_Items from a dataset_:
** begin **

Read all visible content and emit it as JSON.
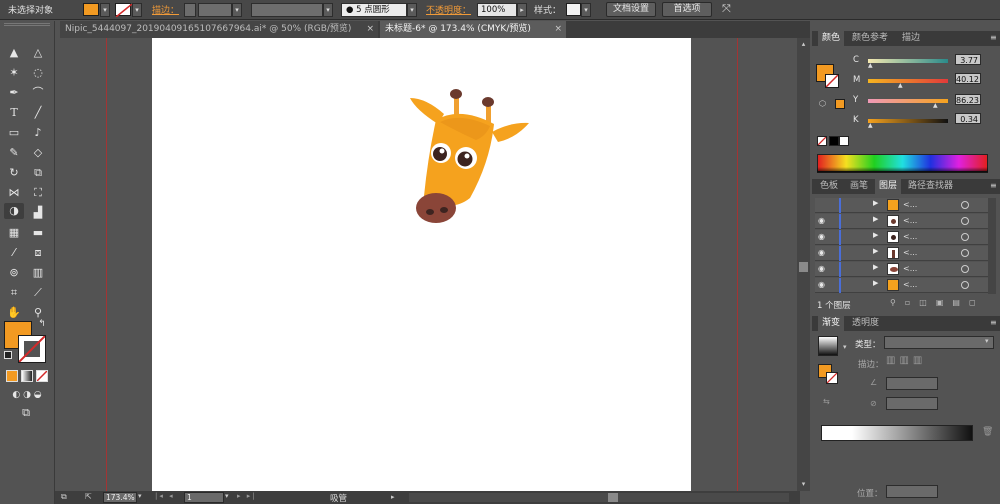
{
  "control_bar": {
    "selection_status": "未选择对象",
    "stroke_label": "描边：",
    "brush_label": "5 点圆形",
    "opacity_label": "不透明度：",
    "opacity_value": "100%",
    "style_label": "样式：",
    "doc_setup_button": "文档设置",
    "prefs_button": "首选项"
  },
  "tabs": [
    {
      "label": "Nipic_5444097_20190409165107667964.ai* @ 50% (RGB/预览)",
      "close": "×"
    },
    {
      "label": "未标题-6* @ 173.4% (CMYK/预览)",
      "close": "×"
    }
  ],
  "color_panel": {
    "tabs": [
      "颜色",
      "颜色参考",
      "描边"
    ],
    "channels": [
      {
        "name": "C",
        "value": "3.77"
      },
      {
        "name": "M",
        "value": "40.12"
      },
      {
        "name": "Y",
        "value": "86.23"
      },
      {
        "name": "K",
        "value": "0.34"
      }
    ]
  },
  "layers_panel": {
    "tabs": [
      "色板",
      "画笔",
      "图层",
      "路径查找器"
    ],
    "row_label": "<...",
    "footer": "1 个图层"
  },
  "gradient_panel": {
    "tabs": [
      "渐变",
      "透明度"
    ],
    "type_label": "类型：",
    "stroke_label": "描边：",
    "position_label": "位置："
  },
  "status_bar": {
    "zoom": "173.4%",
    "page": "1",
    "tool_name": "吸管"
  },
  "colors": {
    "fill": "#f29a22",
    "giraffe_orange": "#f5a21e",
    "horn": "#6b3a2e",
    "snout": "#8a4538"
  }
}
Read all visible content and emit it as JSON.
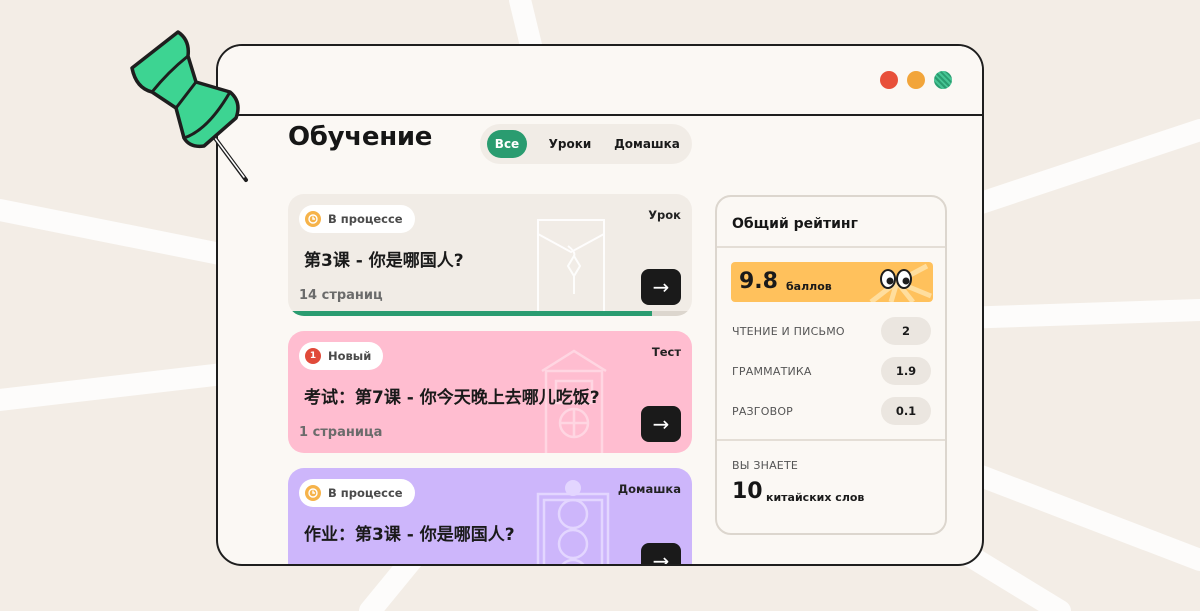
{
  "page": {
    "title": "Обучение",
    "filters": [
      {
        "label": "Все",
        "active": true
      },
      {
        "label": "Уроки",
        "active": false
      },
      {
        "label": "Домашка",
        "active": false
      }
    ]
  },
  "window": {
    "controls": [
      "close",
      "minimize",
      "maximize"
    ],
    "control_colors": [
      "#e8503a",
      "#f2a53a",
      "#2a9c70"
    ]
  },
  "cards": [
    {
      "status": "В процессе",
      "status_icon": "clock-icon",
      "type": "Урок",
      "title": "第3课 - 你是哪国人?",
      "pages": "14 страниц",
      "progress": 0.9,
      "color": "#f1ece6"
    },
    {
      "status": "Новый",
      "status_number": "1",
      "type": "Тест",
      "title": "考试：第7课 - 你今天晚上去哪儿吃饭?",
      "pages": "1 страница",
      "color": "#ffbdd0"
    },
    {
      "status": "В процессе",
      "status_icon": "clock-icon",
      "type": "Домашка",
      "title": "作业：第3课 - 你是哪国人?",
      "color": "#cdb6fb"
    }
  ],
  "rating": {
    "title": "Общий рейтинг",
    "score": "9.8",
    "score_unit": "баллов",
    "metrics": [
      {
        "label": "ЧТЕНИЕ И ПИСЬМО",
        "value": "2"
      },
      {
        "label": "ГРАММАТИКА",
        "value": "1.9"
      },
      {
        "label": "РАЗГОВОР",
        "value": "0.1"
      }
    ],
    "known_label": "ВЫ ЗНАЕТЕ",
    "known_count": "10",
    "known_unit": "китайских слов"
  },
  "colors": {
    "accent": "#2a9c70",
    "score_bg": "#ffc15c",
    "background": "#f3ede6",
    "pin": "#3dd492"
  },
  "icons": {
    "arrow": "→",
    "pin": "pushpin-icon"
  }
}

** end **
** begin **

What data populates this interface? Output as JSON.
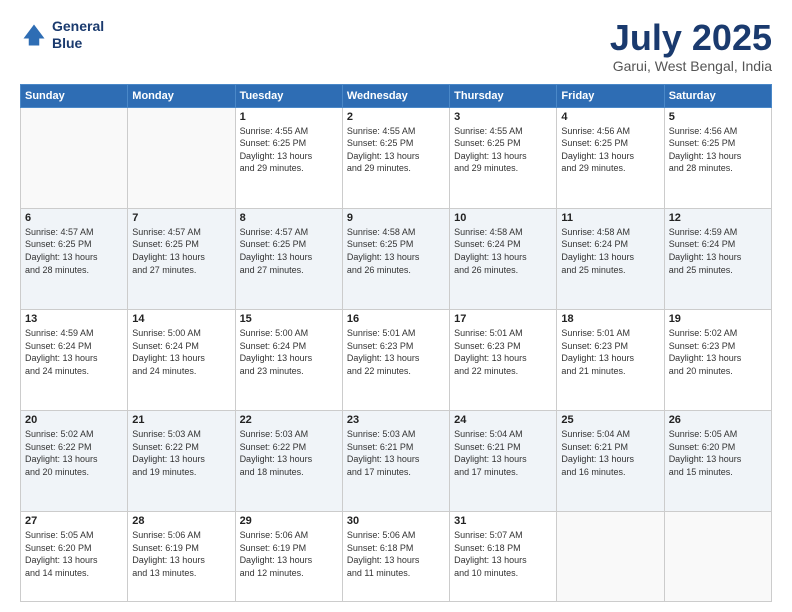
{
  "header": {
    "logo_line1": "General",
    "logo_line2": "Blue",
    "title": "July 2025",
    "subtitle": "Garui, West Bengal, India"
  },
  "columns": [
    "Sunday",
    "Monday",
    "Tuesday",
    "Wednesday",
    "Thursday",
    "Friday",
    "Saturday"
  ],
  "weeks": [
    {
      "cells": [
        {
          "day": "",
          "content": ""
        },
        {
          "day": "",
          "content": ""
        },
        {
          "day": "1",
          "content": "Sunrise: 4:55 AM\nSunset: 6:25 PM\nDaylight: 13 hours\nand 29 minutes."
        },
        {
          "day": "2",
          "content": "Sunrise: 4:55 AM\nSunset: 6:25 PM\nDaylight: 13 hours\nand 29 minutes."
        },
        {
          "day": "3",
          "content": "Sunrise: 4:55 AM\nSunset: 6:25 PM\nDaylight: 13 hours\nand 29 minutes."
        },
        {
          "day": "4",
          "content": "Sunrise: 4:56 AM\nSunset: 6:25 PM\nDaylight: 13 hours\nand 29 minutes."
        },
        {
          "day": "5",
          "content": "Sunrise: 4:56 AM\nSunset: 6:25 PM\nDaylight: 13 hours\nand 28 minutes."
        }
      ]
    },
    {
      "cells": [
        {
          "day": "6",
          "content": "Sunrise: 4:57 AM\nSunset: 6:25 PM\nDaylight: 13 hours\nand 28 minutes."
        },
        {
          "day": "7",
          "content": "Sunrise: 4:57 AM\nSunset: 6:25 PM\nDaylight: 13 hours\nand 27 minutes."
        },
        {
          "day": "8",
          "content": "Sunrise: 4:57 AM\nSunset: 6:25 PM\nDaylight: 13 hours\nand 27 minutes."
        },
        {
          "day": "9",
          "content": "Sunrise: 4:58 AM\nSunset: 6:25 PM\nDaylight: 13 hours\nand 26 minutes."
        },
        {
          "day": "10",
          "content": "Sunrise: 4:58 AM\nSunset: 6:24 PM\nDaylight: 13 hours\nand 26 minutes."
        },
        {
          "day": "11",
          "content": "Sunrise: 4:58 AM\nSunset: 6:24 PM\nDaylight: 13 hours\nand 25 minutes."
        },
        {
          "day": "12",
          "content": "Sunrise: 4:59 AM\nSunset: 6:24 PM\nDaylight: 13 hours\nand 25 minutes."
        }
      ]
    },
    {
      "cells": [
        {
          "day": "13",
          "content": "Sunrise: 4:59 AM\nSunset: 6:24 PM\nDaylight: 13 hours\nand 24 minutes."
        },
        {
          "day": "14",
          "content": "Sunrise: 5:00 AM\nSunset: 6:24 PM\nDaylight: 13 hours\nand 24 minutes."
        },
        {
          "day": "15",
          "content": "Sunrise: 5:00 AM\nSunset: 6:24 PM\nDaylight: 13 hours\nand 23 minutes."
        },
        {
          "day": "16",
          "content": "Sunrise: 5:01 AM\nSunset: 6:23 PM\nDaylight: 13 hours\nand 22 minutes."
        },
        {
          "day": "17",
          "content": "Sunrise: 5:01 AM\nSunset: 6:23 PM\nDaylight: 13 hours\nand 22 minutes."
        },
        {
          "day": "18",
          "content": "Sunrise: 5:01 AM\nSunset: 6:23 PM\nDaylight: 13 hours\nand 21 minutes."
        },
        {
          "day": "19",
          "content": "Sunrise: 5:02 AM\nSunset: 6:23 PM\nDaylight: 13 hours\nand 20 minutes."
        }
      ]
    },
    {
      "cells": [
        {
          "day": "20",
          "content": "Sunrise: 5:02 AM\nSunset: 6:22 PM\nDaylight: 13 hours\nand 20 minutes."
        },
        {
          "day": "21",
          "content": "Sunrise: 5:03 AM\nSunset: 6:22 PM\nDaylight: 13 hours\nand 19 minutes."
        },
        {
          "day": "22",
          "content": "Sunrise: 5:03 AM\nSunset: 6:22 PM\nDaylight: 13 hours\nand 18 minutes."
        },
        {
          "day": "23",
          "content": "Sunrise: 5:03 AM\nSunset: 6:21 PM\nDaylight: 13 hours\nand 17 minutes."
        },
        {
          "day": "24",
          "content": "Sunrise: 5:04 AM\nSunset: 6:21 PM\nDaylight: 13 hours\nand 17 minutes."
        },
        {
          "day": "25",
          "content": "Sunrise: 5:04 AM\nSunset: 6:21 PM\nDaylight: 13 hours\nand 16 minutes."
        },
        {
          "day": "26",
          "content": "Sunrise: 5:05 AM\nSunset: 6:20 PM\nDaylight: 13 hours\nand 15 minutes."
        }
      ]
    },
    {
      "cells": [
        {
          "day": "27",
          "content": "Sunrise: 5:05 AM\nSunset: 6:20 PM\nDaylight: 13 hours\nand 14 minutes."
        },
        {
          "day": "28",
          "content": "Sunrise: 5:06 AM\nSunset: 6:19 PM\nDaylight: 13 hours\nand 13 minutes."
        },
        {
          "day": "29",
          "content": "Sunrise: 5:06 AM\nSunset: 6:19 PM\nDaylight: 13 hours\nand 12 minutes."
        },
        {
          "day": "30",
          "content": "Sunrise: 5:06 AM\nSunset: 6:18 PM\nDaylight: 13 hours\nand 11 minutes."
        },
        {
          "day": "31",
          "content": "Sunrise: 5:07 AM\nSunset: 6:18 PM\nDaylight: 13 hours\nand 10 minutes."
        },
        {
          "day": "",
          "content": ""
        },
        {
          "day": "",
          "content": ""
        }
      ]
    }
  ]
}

** end **
** begin **

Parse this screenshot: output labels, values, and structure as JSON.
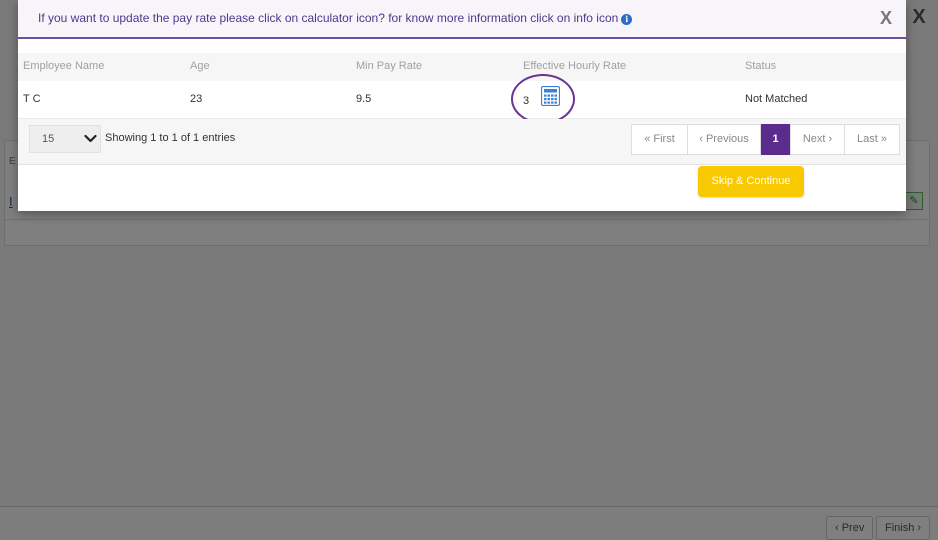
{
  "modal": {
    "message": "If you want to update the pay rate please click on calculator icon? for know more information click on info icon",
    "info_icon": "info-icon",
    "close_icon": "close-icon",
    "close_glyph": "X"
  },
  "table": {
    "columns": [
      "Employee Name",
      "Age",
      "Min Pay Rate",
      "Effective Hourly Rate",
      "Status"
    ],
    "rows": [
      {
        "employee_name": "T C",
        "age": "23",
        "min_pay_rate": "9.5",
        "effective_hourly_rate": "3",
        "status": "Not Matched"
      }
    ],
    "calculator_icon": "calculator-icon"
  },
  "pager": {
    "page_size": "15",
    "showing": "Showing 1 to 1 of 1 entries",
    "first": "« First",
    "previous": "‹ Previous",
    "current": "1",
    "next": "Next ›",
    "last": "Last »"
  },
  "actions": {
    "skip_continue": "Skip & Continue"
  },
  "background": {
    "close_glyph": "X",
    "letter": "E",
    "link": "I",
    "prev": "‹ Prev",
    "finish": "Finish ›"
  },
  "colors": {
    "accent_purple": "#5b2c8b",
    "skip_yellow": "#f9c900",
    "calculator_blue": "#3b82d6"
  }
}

** end **

_Task instructions_: Check each line of the records for the word "info" and extract those that contain it.

_Answer in full_:
    "message": "If you want to update the pay rate please click on calculator icon? for know more information click on info icon",
    "info_icon": "info-icon",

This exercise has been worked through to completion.